- PROBLEM TO SOLVE -
From the laminate layer text, list every method it names for forming the first and second adhesive layers.
-------- SELECTED EXTRACT
A sealant layer 30 constituting the laminate according to the second aspect is formed of unstretched polyethylene.
The above description has been given of each of the sealant layers constituting the laminates according to the first, second and third aspects, but the sealant layer 30 may have a plurality of characteristics among the characteristics of the sealant layers constituting the laminates according to the first, second and third aspects.
Additives such as an antioxidant, an antistatic agent, a nucleating agent and an ultraviolet absorber may be added to the polyethylene used for the substrate layer 10, the intermediate layer 20 and the sealant layer 30.
The first adhesive layer 40 is a layer containing at least one adhesive, and is provided between the substrate layer 10 and the intermediate layer 20 to bond them to each other. The second adhesive layer 50 is a layer containing at least one adhesive, and is provided between the intermediate layer 20 and the sealant layer 30 to bond them to each other. Any adhesive such as a one-part curing type or two-part curing type urethane-based adhesive can be used for the first adhesive layer 40 and the second adhesive layer 50. These adhesives may contain a layered inorganic compound to further improve the barrier properties.
It is also possible to form the first adhesive layer 40 and the second adhesive layer 50 using an adhesive that can exhibit gas barrier properties after curing. In particular, when the adhesive layer that is in contact with the vapor deposition layer is formed using an adhesive that exhibits gas barrier properties, a decrease in gas barrier properties due to occurrence of cracking in the vapor deposition layer can be further suppressed. Accordingly, the gas barrier properties of the laminate 1 can be further improved. Examples of such a gas barrier adhesive include epoxy-based adhesives, polyester/polyurethane-based adhesives, and the like. Specific examples include “MAXIVE” manufactured by Mitsubishi Gas Chemical Company, Inc. and “Paslim” manufactured by DIC Corporation.
The thickness of the first adhesive layer 40 and the second adhesive layer 50 is preferably 0.5 μm or more and 6 μm or less, more preferably 0.8 μm or more and 5 μm or less, and still more preferably 1.0 μm or more and 4.5 μm or less. When the first adhesive layer 40 and the second adhesive layer 50 has the thickness of 0.5 μm or more, the first adhesive layer 40 and the second adhesive layer 50 can be provided with improved adhesiveness. When the first adhesive layer 40 and the second adhesive layer 50 have the thickness of 6 μm or less, the laminate 1 can be provided with improved processability.
The first adhesive layer 40 and the second adhesive layer 50 can be formed by various known methods such as direct gravure roll coating, gravure roll coating, kiss coating, reverse roll coating, fountain coating and transfer roll coating.
----------------
-------- ENTRIES PROVIDED
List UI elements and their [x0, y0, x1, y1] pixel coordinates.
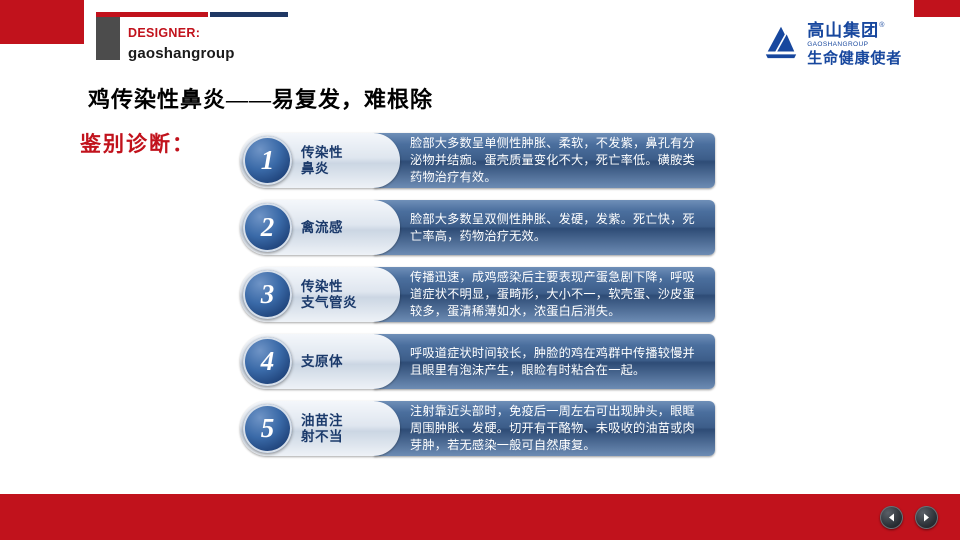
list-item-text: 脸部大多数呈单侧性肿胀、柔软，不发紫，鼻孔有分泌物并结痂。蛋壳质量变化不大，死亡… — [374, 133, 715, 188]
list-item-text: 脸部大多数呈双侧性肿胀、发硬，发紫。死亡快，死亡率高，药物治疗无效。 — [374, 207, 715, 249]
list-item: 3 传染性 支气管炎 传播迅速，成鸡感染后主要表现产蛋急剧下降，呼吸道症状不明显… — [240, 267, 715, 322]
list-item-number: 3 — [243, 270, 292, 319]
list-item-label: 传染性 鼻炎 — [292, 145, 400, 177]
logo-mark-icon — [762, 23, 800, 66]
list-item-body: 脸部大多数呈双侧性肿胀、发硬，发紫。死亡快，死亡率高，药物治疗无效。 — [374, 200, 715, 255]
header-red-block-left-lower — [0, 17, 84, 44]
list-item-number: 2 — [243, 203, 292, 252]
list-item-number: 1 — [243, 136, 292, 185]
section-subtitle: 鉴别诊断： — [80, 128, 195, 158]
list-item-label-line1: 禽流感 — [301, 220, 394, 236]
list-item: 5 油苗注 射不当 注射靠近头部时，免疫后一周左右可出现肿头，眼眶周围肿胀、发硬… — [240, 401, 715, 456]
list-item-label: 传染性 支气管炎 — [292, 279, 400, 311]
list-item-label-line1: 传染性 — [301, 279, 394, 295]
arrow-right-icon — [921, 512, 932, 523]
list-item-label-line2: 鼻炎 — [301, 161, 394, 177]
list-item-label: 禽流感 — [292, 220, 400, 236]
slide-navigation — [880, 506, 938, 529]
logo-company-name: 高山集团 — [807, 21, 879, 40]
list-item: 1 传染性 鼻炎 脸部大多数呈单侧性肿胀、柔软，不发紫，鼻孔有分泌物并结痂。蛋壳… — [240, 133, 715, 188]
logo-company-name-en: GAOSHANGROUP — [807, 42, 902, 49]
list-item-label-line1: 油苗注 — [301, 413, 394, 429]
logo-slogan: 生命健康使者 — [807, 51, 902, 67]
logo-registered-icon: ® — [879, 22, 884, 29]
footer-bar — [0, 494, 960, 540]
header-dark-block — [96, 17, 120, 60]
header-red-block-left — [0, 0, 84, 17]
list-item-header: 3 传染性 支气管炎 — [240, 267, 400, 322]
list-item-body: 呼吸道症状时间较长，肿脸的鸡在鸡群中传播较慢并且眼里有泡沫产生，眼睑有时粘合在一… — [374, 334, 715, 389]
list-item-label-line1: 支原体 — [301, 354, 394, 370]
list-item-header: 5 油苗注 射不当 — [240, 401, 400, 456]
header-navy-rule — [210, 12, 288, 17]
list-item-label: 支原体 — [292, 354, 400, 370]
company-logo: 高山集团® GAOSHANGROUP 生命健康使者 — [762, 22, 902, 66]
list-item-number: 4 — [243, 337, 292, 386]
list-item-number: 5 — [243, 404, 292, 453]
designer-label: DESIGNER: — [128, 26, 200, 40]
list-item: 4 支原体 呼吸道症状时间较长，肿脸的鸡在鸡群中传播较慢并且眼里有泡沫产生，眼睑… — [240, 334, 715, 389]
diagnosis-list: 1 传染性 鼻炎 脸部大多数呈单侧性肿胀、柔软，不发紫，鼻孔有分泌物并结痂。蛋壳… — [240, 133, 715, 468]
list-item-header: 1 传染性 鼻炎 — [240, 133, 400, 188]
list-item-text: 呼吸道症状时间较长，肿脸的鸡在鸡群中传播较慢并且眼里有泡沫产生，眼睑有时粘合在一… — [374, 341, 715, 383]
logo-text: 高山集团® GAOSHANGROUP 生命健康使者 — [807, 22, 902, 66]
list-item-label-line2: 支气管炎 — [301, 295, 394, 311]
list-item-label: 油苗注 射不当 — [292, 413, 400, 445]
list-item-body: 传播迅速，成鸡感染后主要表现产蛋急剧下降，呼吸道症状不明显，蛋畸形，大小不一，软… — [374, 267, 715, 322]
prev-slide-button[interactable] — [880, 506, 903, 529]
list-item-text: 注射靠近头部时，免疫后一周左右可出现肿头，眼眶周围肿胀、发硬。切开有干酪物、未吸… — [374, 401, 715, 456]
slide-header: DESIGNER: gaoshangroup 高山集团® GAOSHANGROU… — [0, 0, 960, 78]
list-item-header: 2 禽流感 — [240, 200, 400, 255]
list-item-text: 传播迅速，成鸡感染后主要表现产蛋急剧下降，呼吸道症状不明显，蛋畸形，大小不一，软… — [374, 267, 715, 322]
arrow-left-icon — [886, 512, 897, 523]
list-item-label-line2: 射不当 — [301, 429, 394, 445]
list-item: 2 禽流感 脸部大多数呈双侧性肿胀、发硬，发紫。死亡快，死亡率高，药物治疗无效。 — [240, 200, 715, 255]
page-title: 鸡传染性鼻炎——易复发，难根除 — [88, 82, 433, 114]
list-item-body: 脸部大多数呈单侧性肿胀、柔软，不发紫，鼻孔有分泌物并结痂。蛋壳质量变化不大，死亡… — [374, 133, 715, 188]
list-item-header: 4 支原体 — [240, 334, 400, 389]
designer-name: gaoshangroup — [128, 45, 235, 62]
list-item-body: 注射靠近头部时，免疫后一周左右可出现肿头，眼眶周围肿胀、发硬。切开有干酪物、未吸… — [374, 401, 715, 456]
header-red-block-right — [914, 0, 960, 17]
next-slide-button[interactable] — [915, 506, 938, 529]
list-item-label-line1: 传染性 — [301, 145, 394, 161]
----------------
- RESULT OF THE TASK -
- Direct gravure roll coating
- Gravure roll coating
- Kiss coating
- Reverse roll coating
- Fountain coating
- Transfer roll coating